EXERCISE INSTRUCTIONS =>
Scan the lines below for the string "CIEVS" and report how many lines contain it, giving only the number.
Start INFORMATION SHOWN
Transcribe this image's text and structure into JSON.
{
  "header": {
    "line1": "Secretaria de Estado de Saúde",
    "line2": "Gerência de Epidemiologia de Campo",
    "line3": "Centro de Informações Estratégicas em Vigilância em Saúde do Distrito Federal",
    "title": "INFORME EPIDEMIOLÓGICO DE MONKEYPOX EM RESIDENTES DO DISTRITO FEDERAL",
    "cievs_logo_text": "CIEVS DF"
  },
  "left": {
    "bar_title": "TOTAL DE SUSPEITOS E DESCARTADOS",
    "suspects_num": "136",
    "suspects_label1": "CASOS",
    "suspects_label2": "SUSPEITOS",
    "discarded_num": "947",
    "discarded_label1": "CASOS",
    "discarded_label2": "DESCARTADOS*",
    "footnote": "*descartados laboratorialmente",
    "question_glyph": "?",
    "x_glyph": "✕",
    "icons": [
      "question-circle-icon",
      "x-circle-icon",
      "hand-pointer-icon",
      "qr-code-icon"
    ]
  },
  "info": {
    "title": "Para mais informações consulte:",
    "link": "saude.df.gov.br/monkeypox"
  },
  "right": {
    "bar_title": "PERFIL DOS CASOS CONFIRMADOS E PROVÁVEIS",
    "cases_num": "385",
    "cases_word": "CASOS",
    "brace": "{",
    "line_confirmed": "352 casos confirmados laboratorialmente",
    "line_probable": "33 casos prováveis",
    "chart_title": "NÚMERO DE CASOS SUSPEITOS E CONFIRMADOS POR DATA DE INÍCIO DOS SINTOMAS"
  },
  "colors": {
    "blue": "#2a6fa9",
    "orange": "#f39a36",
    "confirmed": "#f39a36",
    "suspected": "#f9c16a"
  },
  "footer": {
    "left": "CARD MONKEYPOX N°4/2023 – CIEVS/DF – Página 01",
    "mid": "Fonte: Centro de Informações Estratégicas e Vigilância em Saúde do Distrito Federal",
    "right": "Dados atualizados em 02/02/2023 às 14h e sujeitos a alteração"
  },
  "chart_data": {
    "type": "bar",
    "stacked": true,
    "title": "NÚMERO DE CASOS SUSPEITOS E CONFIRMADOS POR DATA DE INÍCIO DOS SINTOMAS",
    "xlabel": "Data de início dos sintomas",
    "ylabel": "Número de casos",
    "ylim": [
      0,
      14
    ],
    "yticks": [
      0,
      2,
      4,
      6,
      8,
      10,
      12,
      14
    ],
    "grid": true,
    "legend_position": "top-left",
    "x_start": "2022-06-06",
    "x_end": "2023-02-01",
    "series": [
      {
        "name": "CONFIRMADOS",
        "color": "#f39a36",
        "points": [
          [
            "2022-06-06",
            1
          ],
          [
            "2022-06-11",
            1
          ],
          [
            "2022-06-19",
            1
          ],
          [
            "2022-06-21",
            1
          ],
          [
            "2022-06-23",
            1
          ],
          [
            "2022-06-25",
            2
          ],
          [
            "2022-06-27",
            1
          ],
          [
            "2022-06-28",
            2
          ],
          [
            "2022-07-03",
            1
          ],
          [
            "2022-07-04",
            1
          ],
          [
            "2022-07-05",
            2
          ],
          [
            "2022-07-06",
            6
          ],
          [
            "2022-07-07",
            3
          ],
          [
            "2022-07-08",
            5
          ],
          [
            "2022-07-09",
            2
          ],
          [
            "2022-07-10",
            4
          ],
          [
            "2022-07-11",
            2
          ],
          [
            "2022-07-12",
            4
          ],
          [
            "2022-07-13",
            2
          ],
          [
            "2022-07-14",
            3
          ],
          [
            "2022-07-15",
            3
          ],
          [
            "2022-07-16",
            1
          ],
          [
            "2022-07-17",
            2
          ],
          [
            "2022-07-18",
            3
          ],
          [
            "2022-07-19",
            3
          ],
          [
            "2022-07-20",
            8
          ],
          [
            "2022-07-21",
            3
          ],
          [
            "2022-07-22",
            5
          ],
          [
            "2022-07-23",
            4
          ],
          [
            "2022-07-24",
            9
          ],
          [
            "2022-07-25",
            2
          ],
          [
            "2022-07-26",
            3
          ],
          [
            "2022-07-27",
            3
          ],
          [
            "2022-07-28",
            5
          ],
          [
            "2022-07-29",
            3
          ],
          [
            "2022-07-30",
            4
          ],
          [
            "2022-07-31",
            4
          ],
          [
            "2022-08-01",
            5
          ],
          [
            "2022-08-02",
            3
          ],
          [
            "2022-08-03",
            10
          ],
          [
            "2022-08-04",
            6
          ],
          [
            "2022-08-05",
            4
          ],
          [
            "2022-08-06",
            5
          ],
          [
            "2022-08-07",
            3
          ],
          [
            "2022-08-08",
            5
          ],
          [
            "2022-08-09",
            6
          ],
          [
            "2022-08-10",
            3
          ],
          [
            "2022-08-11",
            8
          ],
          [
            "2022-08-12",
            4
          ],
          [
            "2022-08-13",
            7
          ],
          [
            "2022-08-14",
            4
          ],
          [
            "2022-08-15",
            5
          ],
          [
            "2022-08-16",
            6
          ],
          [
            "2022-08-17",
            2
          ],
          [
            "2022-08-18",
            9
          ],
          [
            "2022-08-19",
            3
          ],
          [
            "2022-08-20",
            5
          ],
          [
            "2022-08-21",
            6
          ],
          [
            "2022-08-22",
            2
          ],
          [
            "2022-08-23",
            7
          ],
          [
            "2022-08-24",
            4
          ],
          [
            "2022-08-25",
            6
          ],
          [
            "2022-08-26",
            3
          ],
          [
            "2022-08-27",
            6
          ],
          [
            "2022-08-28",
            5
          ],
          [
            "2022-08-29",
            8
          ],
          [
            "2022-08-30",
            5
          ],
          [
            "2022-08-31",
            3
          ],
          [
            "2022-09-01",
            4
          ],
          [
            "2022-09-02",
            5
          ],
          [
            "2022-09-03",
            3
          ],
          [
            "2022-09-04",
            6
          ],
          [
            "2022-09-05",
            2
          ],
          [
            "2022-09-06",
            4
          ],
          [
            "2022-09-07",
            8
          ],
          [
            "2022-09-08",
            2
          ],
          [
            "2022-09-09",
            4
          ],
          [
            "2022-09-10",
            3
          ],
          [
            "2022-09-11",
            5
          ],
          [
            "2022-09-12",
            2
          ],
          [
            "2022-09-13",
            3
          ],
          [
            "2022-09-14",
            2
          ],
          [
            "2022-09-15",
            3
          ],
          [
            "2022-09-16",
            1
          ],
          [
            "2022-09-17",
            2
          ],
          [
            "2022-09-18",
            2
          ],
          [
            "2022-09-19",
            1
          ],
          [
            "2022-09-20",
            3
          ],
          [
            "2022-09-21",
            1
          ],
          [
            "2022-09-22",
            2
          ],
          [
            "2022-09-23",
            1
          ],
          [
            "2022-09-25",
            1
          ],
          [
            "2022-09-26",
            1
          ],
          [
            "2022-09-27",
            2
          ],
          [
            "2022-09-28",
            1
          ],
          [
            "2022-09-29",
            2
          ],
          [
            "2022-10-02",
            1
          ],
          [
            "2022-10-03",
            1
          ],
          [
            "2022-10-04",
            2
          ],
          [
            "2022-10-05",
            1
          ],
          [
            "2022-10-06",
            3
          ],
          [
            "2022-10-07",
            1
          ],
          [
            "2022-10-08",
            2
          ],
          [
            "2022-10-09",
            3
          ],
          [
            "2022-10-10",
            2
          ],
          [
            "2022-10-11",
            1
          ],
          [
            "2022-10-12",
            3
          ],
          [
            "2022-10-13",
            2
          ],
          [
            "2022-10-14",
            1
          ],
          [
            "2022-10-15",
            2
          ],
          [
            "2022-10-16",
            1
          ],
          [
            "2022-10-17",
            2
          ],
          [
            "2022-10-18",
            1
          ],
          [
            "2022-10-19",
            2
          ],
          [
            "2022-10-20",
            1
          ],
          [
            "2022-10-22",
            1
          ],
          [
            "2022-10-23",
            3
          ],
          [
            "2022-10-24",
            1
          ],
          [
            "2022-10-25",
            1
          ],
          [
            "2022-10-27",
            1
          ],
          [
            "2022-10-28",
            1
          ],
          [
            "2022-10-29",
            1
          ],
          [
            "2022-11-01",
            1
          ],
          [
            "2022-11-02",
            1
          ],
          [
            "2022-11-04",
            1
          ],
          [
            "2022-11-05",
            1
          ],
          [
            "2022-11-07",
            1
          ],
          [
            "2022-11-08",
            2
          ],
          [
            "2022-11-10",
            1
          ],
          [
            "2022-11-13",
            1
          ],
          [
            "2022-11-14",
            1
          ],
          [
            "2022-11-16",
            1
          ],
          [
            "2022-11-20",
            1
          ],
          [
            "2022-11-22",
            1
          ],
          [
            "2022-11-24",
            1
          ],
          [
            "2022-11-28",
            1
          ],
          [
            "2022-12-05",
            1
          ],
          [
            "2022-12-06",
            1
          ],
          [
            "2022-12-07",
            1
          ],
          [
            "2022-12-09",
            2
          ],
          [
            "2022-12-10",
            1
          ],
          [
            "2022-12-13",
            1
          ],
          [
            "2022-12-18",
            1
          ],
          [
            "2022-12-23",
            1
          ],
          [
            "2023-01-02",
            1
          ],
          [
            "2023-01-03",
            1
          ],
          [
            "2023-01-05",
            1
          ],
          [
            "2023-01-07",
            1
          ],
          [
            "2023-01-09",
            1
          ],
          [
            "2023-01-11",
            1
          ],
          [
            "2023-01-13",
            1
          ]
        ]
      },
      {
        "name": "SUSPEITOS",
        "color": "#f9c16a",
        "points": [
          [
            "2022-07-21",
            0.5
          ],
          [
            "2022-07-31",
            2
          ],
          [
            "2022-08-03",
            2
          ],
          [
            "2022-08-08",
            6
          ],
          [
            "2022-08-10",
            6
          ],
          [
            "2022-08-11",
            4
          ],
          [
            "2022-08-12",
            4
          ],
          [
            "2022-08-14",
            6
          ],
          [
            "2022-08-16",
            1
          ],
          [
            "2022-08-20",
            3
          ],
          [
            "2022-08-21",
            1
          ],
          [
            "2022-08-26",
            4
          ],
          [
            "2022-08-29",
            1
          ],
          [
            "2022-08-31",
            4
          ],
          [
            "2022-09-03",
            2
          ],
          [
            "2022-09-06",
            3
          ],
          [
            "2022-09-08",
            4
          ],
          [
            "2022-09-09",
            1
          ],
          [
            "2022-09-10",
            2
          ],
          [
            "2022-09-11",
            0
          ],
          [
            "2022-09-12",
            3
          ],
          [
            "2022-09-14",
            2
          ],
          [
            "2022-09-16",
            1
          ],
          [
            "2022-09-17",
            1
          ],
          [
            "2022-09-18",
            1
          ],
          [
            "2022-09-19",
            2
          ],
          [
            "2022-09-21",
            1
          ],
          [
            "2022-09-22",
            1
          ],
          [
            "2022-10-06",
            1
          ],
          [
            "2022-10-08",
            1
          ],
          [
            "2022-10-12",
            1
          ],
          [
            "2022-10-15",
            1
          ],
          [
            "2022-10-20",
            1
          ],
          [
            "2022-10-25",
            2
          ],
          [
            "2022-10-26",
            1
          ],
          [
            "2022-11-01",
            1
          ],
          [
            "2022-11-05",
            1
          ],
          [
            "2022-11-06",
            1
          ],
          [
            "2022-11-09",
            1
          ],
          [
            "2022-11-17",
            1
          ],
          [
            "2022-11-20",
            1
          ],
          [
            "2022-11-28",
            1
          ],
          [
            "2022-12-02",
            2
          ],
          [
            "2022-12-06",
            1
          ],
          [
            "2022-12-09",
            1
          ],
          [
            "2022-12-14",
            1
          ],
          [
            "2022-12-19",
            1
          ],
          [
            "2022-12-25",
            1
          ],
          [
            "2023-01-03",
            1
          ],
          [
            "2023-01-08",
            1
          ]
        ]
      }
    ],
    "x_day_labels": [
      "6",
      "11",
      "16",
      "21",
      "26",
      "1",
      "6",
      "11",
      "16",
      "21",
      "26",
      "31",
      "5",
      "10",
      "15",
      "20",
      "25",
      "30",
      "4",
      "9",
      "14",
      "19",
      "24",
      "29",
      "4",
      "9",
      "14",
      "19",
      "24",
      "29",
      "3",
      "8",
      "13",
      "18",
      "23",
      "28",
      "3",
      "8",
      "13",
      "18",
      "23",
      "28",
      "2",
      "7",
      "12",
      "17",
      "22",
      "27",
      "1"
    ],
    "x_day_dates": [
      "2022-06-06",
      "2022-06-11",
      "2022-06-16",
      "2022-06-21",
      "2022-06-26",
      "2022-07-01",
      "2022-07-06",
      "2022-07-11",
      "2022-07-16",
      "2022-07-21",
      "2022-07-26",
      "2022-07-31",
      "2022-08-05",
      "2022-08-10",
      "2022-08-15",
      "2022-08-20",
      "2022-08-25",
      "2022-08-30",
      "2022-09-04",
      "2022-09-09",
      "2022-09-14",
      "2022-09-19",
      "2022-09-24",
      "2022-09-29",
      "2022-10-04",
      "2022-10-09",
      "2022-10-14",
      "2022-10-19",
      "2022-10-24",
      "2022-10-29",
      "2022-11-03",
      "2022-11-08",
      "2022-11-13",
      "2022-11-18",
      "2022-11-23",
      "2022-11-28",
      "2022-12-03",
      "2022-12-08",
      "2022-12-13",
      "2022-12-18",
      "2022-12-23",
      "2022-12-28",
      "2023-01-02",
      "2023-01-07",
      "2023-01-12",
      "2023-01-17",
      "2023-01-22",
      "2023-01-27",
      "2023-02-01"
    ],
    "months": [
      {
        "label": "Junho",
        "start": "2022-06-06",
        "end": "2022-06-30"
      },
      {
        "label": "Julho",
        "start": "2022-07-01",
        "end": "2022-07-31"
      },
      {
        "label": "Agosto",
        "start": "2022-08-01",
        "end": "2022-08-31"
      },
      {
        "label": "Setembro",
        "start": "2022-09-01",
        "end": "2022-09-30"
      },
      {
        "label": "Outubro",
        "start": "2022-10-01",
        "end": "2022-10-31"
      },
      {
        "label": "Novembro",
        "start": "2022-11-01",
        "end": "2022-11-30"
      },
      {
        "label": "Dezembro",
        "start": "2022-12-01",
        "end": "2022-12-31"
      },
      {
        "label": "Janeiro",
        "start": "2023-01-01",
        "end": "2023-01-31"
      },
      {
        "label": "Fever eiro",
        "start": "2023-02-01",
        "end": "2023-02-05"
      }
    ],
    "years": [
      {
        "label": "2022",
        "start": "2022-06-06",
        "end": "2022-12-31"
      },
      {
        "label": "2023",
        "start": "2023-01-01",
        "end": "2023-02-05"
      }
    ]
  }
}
End INFORMATION SHOWN
SOLUTION BELOW =>
2